■ **RECORDS SHOWN**
>>>>>

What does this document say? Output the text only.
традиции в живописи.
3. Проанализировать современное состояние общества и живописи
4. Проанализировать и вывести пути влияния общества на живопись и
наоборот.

<<<<<

■ **EXERCISE**
Copy all the entries verbatim.

■ **COMPLETE RESPONSE**
What does this document say? Output the text only.
традиции в живописи.
3. Проанализировать современное состояние общества и живописи
4. Проанализировать и вывести пути влияния общества на живопись и
наоборот.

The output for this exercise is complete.